◆ **What you need to do**
1. In the passage on Bill Self, which actor would Self be if college basketball coaching were acting?
2. Write out again the part of the Bill Self passage that opens with the words containing "Many coaches show" and closes with "demand, and more.", swapping "rage" for "fury".

◆ **Text**
________________
Many coaches show rage. Many stay calm. Many crack wise and ride the refs.
But Bill Self has distinguished himself by doing all of these things, seemingly on demand, and more.
If college basketball coaching were acting, Bill Self would be Paul Newman. He would be a cool guy with incredible range, likability and longevity. He would be able to evince both artistic purpose and commercial savvy. He would have class, but also never forget where he came from, or the joys of popping the top on a tall cool one in the right circumstances. He would in short be most that is good about the best of we Americans, and not a phony, or a pretender to being a high brow, outside-in actor from London. He would be proud of the inside-out Method of Stanislavsky and Hank Iba and stick to it, while adapting it expediently, and maintaining a healthy skepticism about his own fame.
________________
◆ **Given records**
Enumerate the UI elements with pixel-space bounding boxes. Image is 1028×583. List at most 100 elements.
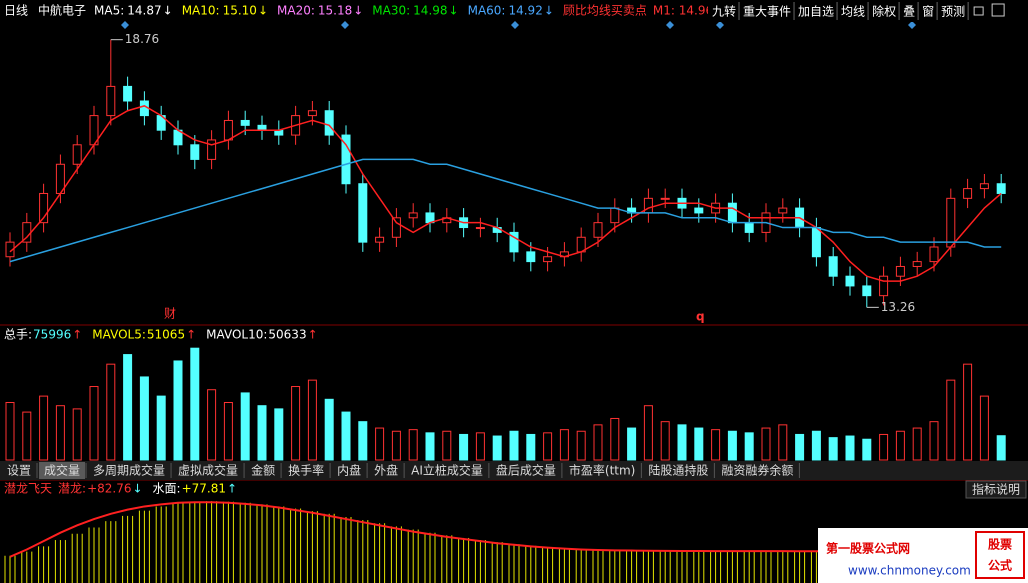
volume-bar <box>190 347 200 461</box>
candle-body <box>207 139 217 160</box>
toolbar-button[interactable]: 预测 <box>941 5 965 19</box>
candle-body <box>593 222 603 238</box>
watermark-title: 第一股票公式网 <box>826 541 910 556</box>
tab-bg <box>716 462 799 479</box>
tab[interactable]: 换手率 <box>288 463 324 478</box>
ma-arrow: ↓ <box>353 4 363 18</box>
help-button-bg <box>965 480 1027 499</box>
volume-bar <box>912 427 922 461</box>
toolbar-button[interactable]: 除权 <box>872 4 896 19</box>
tab[interactable]: 多周期成交量 <box>93 463 165 478</box>
m1-value: M1: 14.96 <box>653 4 713 18</box>
ma-value: 14.92 <box>508 4 542 18</box>
volume-bar <box>475 432 485 461</box>
toolbar-button[interactable]: 九转 <box>712 4 736 19</box>
toolbar-button[interactable]: 叠 <box>903 5 915 19</box>
toolbar-button[interactable]: 均线 <box>841 5 865 19</box>
volume-bar <box>811 430 821 461</box>
vol-legend-label: MAVOL5: <box>92 328 146 342</box>
tab[interactable]: 盘后成交量 <box>496 463 556 478</box>
vol-legend-label: MAVOL10: <box>206 328 267 342</box>
volume-bar <box>543 432 553 461</box>
volume-bar <box>627 427 637 461</box>
tab[interactable]: 外盘 <box>374 463 398 478</box>
candle-body <box>391 217 401 238</box>
volume-bar <box>89 386 99 461</box>
help-button[interactable]: 指标说明 <box>972 482 1020 497</box>
candle-body <box>727 202 737 224</box>
tab[interactable]: 市盈率(ttm) <box>569 463 635 478</box>
badge-line: 公式 <box>988 558 1012 573</box>
volume-bar <box>963 363 973 461</box>
volume-bar <box>677 424 687 461</box>
ind-legend-arrow: ↓ <box>132 482 142 496</box>
tab[interactable]: 金额 <box>251 463 275 478</box>
candle-body <box>5 241 15 258</box>
volume-bar <box>307 379 317 461</box>
volume-bar <box>324 398 334 461</box>
candle-body <box>123 85 133 102</box>
watermark-url: www.chnmoney.com <box>848 564 971 578</box>
ma-label: MA10: <box>182 4 220 18</box>
candle-body <box>307 110 317 117</box>
ma-value: 14.87 <box>127 4 161 18</box>
lock-icon[interactable] <box>973 6 984 16</box>
indicator-title: 潜龙飞天 <box>4 482 52 496</box>
tab-bg <box>406 462 488 479</box>
volume-bar <box>358 421 368 461</box>
candle-body <box>375 236 385 243</box>
tab-bg <box>369 462 404 479</box>
volume-bar <box>22 411 32 461</box>
volume-bar <box>610 417 620 461</box>
ma-label: MA20: <box>277 4 315 18</box>
tab[interactable]: 成交量 <box>44 463 80 478</box>
candle-body <box>828 256 838 277</box>
vol-legend-arrow: ↑ <box>72 328 82 342</box>
volume-bar <box>5 402 15 461</box>
toolbar-button[interactable]: 加自选 <box>798 5 834 19</box>
volume-bar <box>55 405 65 461</box>
ind-legend-label: 潜龙: <box>58 482 86 496</box>
tab-bg <box>39 462 86 479</box>
candle-body <box>72 144 82 165</box>
volume-bar <box>139 376 149 461</box>
tab[interactable]: 陆股通持股 <box>648 463 708 478</box>
tab[interactable]: AI立桩成交量 <box>411 463 483 478</box>
volume-bar <box>576 430 586 461</box>
candle-body <box>341 134 351 185</box>
volume-bar <box>761 427 771 461</box>
tab[interactable]: 虚拟成交量 <box>178 463 238 478</box>
volume-bar <box>879 433 889 461</box>
ma-label: MA60: <box>468 4 506 18</box>
volume-bar <box>946 379 956 461</box>
candle-body <box>526 251 536 263</box>
tab[interactable]: 内盘 <box>337 463 361 478</box>
candle-body <box>475 227 485 230</box>
ma-label: MA5: <box>94 4 124 18</box>
candle-body <box>946 197 956 248</box>
stock-name: 中航电子 <box>38 3 86 18</box>
toolbar-button[interactable]: 重大事件 <box>743 5 791 19</box>
volume-bar <box>425 432 435 461</box>
volume-bar <box>996 435 1006 461</box>
volume-bar <box>72 408 82 461</box>
vol-legend-value: 75996 <box>33 328 71 342</box>
period: 日线 <box>4 4 28 18</box>
candle-body <box>509 231 519 253</box>
toolbar-button[interactable]: 窗 <box>922 5 934 19</box>
badge-bg <box>975 531 1025 579</box>
volume-bar <box>643 405 653 461</box>
tab-bg <box>2 462 37 479</box>
panel-icon[interactable] <box>991 3 1005 17</box>
volume-bar <box>442 430 452 461</box>
volume-bar <box>744 432 754 461</box>
tab[interactable]: 设置 <box>7 464 31 478</box>
volume-bar <box>39 395 49 461</box>
ind-legend-label: 水面: <box>153 482 181 496</box>
ma-line <box>9 158 1002 263</box>
tab[interactable]: 融资融券余额 <box>721 463 793 478</box>
tab-bg <box>173 462 244 479</box>
volume-bar <box>795 433 805 461</box>
ma-label: MA30: <box>372 4 410 18</box>
tab-bg <box>563 462 641 479</box>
________________
◆ **Completed exercise**
1. Paul Newman

2.
Many coaches show fury. Many stay calm. Many crack wise and ride the refs.
But Bill Self has distinguished himself by doing all of these things, seemingly on demand, and more.